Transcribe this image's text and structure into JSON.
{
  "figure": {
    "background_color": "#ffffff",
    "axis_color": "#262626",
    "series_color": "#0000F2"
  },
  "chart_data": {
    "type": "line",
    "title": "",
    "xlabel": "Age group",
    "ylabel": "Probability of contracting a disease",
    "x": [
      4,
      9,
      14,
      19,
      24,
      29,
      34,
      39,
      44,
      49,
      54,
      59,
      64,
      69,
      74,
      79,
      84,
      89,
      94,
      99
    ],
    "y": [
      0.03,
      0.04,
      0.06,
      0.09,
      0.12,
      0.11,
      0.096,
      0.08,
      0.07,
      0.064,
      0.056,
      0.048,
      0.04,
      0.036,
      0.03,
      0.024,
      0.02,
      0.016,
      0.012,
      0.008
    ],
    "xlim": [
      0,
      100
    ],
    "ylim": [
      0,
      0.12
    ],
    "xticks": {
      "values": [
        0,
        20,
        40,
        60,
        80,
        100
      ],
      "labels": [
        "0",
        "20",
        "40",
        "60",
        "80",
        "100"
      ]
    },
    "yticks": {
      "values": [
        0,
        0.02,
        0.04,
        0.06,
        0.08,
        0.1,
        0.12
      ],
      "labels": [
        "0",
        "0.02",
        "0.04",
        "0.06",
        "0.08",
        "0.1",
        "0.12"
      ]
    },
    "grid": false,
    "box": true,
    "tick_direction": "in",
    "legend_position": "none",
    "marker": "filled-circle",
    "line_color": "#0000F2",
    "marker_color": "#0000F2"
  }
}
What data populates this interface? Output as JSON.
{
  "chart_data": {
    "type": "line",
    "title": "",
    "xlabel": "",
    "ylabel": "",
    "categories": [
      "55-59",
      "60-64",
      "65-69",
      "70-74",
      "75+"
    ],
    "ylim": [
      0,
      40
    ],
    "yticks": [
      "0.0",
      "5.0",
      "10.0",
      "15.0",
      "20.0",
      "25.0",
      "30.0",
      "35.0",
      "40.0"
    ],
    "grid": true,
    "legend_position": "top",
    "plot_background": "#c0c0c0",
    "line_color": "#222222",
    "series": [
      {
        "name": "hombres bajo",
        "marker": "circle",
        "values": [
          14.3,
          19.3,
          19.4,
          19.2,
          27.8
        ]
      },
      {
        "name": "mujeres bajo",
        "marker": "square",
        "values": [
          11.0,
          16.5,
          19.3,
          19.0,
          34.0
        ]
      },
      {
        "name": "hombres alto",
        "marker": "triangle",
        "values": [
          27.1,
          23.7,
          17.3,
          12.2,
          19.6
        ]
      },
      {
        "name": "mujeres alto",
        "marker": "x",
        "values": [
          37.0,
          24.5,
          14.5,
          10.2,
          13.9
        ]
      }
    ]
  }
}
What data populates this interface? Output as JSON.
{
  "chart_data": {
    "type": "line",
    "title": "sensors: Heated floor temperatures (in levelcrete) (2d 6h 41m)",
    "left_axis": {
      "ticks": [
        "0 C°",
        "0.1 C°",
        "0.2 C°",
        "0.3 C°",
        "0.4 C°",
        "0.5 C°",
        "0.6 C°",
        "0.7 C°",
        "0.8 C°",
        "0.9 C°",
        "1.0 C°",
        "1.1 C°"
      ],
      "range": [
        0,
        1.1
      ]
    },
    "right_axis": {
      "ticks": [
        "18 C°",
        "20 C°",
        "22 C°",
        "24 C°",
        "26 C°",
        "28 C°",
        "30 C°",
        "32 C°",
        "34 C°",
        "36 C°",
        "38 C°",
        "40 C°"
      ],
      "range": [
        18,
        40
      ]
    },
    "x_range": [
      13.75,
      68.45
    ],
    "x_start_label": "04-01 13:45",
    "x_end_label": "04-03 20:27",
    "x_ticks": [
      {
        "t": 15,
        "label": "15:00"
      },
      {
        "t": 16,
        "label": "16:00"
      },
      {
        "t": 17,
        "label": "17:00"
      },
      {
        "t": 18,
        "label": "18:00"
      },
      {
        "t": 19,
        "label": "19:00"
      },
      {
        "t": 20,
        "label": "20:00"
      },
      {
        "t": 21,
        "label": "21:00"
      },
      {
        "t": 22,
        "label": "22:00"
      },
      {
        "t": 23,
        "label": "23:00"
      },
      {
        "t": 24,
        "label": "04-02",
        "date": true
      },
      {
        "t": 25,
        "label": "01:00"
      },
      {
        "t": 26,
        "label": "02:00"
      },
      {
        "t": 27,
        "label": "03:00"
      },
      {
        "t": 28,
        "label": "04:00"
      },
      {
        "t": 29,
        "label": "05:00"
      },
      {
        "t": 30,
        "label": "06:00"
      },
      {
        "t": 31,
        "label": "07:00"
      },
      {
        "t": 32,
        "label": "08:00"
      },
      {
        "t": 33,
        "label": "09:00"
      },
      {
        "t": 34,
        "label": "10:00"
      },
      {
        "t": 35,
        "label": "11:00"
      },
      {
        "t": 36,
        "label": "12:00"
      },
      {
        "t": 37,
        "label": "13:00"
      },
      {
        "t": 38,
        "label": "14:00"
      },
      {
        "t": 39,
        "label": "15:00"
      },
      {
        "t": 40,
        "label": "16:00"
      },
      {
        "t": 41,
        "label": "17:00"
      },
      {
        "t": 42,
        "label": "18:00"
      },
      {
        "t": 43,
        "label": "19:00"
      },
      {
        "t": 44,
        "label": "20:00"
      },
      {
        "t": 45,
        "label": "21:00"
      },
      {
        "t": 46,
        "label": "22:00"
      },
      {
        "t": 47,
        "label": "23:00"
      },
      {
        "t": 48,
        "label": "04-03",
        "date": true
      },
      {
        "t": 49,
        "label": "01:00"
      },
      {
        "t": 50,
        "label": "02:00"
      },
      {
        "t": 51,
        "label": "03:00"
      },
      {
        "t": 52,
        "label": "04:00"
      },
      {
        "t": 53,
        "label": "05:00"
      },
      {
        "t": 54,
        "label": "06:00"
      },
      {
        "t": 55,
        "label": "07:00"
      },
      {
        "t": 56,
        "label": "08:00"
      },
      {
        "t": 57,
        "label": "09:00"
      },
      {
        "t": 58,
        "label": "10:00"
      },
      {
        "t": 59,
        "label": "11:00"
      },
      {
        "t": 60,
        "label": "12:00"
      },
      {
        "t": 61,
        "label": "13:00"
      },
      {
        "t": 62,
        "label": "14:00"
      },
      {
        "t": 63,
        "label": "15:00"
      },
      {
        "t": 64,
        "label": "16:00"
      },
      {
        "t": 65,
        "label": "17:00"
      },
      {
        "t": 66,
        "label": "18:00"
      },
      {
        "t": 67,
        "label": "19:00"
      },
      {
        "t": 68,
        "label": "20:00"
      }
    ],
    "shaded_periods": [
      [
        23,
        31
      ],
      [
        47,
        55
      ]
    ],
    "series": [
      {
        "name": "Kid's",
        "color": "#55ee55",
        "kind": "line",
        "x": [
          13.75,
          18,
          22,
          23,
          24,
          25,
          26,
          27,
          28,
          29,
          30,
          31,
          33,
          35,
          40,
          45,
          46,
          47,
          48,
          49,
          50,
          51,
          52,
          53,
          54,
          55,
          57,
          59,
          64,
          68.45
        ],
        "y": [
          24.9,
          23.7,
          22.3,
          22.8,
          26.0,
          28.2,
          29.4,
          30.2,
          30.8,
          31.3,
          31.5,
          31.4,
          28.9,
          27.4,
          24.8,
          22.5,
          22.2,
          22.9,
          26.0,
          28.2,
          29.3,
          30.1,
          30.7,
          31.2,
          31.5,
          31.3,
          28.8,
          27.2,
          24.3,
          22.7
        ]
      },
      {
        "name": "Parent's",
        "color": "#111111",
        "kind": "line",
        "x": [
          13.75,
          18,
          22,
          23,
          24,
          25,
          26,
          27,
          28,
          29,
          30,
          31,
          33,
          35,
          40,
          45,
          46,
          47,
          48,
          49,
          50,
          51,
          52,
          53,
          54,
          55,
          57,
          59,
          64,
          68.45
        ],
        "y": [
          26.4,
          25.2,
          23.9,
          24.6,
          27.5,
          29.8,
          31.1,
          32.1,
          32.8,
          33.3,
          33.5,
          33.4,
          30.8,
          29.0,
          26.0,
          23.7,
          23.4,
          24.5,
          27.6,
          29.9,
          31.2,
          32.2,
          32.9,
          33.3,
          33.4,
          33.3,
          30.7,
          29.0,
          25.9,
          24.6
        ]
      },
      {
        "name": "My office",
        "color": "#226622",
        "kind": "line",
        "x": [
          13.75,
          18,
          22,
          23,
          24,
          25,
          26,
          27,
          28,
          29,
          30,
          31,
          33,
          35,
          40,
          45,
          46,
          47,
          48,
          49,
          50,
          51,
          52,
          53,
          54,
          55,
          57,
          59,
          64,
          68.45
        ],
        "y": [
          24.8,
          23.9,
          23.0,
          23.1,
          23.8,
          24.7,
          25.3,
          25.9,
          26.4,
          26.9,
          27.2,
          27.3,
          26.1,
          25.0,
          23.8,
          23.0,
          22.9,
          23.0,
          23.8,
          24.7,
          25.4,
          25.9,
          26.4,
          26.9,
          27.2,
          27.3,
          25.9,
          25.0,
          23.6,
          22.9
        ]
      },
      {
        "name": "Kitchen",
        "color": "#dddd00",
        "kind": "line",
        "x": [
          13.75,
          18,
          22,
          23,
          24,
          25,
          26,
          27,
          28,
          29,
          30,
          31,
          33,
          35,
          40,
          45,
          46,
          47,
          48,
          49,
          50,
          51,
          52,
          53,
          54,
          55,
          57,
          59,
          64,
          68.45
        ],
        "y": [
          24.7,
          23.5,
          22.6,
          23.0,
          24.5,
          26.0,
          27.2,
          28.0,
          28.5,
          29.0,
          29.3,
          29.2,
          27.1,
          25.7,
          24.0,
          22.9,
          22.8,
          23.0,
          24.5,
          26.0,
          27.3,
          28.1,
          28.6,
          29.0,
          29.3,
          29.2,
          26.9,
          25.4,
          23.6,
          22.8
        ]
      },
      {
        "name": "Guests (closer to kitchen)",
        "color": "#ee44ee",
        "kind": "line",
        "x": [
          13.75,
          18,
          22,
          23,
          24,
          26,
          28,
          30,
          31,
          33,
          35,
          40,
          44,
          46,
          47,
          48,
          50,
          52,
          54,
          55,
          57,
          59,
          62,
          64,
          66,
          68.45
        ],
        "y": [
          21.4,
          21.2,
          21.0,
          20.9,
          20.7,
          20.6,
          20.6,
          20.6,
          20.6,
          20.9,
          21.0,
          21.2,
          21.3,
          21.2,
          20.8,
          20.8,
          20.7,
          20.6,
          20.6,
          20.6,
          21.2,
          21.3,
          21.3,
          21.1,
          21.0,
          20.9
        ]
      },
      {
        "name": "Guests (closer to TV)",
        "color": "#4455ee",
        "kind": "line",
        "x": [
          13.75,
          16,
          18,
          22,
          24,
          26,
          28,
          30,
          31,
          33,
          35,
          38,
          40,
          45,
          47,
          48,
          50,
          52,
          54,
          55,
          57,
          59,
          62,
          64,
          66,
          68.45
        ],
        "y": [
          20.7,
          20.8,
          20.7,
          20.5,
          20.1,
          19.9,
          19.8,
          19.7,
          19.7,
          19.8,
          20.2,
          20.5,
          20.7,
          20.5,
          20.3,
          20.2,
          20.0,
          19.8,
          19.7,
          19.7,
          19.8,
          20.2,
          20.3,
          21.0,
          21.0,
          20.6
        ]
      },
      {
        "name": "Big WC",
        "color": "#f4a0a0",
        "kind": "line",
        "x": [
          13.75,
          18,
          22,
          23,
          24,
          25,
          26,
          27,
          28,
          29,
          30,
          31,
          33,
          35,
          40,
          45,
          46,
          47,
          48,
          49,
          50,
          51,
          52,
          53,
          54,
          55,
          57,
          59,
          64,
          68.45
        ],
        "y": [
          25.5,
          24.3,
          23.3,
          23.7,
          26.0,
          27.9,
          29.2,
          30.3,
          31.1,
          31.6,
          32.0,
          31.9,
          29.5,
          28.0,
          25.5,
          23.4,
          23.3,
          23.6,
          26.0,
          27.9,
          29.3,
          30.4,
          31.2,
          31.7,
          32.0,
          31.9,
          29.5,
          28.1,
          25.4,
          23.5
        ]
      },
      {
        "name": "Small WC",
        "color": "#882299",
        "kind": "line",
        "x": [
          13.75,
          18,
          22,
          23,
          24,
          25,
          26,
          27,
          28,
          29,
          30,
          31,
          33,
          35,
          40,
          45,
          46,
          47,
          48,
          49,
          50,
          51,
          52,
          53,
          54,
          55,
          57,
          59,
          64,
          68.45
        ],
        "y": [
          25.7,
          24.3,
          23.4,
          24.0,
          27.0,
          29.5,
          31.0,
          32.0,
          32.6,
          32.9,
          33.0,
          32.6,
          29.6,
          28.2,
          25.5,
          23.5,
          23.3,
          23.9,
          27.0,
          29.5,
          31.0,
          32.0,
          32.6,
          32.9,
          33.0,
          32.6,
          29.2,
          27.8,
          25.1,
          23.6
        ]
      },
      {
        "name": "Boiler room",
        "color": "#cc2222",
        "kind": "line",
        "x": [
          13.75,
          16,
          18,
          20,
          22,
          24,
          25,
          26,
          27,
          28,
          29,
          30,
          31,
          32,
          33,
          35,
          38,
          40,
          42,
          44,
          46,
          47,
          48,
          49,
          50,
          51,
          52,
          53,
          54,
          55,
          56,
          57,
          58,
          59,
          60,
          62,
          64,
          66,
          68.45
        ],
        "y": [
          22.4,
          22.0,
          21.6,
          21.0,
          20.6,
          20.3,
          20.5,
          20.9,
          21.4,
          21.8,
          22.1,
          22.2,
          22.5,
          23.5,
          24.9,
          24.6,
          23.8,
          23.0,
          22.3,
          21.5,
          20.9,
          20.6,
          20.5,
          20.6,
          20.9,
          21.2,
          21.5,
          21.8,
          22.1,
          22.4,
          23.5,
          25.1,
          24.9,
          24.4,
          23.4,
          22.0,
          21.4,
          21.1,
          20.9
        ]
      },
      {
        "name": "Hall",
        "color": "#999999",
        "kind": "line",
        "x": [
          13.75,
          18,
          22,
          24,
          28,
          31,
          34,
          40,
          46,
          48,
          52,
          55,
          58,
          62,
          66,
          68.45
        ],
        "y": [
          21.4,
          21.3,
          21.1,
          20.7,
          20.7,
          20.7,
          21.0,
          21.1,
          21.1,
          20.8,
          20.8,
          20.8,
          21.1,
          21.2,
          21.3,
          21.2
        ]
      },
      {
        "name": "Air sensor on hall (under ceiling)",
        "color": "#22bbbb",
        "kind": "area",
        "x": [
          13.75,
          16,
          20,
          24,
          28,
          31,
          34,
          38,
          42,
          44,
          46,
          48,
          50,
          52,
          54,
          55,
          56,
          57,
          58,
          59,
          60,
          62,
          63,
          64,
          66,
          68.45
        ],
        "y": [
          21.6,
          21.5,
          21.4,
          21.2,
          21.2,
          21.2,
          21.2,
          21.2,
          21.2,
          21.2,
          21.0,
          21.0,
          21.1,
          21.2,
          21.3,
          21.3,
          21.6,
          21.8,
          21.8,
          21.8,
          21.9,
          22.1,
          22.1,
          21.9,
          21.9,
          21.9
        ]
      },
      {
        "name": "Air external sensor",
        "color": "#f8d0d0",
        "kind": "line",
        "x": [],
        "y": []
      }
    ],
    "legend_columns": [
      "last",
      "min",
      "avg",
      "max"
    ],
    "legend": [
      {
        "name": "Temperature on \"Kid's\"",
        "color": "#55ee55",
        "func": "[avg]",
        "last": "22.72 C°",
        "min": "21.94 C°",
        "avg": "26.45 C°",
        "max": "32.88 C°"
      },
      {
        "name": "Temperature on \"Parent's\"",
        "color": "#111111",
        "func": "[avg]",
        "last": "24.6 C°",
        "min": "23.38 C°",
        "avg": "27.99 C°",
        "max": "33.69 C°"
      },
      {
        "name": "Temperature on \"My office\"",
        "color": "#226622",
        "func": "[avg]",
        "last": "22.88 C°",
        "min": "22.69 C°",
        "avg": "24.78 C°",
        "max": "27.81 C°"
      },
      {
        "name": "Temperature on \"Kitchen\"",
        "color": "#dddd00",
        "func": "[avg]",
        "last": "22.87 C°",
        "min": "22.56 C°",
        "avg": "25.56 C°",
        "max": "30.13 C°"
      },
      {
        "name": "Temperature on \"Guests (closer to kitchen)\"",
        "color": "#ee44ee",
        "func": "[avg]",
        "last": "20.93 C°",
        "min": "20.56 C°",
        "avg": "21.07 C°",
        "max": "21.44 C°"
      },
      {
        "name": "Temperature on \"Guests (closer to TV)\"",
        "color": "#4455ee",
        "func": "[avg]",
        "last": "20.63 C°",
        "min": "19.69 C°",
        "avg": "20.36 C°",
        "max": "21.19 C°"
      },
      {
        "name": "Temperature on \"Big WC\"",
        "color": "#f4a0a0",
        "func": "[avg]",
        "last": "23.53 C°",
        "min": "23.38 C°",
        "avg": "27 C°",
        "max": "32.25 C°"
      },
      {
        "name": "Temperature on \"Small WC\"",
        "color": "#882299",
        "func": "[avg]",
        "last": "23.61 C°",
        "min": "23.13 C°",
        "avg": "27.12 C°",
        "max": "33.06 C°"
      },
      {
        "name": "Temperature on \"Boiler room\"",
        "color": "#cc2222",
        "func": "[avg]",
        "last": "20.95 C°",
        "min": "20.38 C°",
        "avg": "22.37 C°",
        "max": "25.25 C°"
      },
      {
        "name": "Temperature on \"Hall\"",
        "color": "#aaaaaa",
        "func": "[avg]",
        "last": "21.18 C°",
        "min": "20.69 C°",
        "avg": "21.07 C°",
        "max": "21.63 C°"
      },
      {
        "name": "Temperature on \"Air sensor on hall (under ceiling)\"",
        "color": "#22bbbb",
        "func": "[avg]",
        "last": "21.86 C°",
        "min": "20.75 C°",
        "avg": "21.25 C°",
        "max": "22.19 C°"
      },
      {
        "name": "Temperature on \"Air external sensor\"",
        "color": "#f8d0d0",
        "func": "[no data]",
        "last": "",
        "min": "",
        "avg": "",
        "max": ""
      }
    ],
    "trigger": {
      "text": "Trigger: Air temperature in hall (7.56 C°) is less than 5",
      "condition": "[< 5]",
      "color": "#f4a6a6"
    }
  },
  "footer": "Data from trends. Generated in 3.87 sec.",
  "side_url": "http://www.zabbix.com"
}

_WRITTEN INSTRUCTION_
Copy every line in the records above that contains the word "ylabel".

_OUTPUT BELOW_
    "ylabel": "Probability of contracting a disease",
    "ylabel": "",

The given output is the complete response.